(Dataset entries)
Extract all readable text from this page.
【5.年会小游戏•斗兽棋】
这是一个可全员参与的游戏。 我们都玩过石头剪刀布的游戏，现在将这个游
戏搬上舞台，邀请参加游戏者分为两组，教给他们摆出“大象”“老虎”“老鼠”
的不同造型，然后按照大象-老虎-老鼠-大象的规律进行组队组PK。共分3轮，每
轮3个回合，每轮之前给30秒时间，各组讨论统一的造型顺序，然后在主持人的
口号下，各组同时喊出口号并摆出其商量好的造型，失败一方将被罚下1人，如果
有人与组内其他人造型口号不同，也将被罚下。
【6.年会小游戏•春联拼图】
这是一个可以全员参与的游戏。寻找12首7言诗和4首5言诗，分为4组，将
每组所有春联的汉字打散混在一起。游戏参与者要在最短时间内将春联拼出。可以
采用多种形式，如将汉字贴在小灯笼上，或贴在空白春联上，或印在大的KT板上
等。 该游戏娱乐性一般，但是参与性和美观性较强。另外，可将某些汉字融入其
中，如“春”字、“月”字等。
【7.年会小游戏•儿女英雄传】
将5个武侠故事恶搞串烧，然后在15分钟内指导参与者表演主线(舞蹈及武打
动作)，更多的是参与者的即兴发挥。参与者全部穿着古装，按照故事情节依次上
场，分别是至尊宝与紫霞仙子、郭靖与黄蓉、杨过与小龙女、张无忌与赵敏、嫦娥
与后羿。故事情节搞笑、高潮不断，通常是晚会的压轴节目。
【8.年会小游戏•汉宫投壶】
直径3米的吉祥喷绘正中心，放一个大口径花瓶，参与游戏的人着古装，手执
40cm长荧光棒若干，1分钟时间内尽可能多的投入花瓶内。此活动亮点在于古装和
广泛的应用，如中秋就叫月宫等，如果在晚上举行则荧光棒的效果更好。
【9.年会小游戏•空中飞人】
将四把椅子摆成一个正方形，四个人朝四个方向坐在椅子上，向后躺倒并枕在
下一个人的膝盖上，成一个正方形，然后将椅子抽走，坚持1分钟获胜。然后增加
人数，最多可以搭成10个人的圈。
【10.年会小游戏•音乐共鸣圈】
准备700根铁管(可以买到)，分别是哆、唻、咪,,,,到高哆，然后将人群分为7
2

Given problem
Your task is to output all of the data above word for word.

Exercise output
Extract all readable text from this page.
【5.年会小游戏•斗兽棋】
这是一个可全员参与的游戏。 我们都玩过石头剪刀布的游戏，现在将这个游
戏搬上舞台，邀请参加游戏者分为两组，教给他们摆出“大象”“老虎”“老鼠”
的不同造型，然后按照大象-老虎-老鼠-大象的规律进行组队组PK。共分3轮，每
轮3个回合，每轮之前给30秒时间，各组讨论统一的造型顺序，然后在主持人的
口号下，各组同时喊出口号并摆出其商量好的造型，失败一方将被罚下1人，如果
有人与组内其他人造型口号不同，也将被罚下。
【6.年会小游戏•春联拼图】
这是一个可以全员参与的游戏。寻找12首7言诗和4首5言诗，分为4组，将
每组所有春联的汉字打散混在一起。游戏参与者要在最短时间内将春联拼出。可以
采用多种形式，如将汉字贴在小灯笼上，或贴在空白春联上，或印在大的KT板上
等。 该游戏娱乐性一般，但是参与性和美观性较强。另外，可将某些汉字融入其
中，如“春”字、“月”字等。
【7.年会小游戏•儿女英雄传】
将5个武侠故事恶搞串烧，然后在15分钟内指导参与者表演主线(舞蹈及武打
动作)，更多的是参与者的即兴发挥。参与者全部穿着古装，按照故事情节依次上
场，分别是至尊宝与紫霞仙子、郭靖与黄蓉、杨过与小龙女、张无忌与赵敏、嫦娥
与后羿。故事情节搞笑、高潮不断，通常是晚会的压轴节目。
【8.年会小游戏•汉宫投壶】
直径3米的吉祥喷绘正中心，放一个大口径花瓶，参与游戏的人着古装，手执
40cm长荧光棒若干，1分钟时间内尽可能多的投入花瓶内。此活动亮点在于古装和
广泛的应用，如中秋就叫月宫等，如果在晚上举行则荧光棒的效果更好。
【9.年会小游戏•空中飞人】
将四把椅子摆成一个正方形，四个人朝四个方向坐在椅子上，向后躺倒并枕在
下一个人的膝盖上，成一个正方形，然后将椅子抽走，坚持1分钟获胜。然后增加
人数，最多可以搭成10个人的圈。
【10.年会小游戏•音乐共鸣圈】
准备700根铁管(可以买到)，分别是哆、唻、咪,,,,到高哆，然后将人群分为7
2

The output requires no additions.